Stored data
-- BEGIN --
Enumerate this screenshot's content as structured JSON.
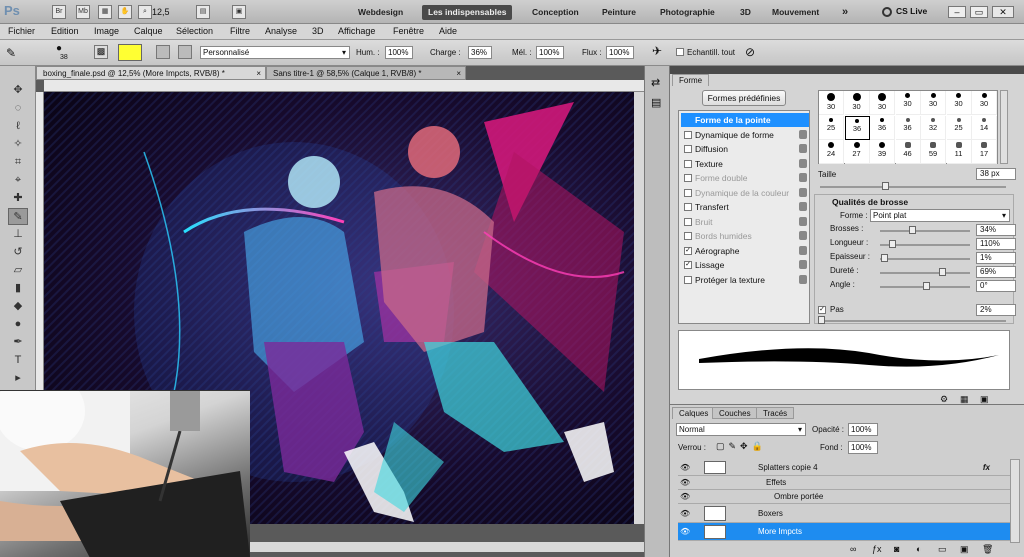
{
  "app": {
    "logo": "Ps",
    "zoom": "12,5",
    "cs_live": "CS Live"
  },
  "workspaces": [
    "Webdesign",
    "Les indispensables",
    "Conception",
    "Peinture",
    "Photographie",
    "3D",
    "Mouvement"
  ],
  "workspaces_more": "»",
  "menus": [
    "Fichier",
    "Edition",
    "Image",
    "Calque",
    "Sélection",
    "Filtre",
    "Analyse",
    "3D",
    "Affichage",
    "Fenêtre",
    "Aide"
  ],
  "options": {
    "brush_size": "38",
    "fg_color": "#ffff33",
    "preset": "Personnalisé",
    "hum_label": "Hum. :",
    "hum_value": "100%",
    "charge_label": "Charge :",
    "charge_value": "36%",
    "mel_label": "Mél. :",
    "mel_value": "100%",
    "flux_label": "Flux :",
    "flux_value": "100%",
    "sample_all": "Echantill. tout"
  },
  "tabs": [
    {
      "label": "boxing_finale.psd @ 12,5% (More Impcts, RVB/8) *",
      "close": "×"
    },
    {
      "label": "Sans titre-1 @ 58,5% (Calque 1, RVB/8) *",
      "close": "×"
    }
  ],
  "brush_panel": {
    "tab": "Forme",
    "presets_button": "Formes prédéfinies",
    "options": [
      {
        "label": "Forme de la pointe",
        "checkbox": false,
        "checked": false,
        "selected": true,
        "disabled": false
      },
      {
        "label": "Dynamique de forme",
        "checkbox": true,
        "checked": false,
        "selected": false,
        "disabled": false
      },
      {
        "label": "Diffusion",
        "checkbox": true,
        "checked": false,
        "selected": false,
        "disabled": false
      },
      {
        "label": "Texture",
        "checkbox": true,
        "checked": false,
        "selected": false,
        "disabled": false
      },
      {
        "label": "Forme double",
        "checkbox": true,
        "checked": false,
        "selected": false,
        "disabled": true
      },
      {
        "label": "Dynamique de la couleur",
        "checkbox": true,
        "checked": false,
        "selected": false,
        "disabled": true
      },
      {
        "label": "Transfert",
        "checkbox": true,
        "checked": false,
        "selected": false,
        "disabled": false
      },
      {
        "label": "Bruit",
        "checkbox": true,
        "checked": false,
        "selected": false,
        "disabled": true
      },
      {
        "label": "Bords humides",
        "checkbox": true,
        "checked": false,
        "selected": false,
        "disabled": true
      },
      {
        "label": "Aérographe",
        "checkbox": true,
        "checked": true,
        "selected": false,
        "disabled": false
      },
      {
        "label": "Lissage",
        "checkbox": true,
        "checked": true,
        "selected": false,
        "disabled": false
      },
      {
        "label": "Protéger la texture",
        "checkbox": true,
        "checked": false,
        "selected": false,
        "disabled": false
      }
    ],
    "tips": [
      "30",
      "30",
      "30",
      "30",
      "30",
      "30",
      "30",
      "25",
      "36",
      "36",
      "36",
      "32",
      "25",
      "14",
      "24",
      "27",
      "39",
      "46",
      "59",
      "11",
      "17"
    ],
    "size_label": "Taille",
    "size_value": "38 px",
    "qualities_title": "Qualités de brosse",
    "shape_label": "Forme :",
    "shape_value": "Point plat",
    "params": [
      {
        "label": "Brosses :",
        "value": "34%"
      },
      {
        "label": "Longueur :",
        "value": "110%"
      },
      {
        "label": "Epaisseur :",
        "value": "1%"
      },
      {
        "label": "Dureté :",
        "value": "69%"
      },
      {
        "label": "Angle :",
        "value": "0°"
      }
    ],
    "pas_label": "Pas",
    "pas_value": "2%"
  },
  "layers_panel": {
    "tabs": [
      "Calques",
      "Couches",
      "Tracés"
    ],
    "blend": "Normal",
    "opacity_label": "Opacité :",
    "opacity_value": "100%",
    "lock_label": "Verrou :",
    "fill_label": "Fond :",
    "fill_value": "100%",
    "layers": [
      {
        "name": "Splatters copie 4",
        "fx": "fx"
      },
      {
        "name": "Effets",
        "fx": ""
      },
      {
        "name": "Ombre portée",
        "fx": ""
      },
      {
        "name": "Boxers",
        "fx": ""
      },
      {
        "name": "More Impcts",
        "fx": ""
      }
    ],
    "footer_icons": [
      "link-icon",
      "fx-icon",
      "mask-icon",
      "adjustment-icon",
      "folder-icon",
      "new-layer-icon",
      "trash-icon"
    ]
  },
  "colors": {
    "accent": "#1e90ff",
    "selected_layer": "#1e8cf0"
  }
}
-- END --
THE TASK
State how many lines of the entries above include the word "Impcts", offering no text other than the number.

THE RESPONSE
2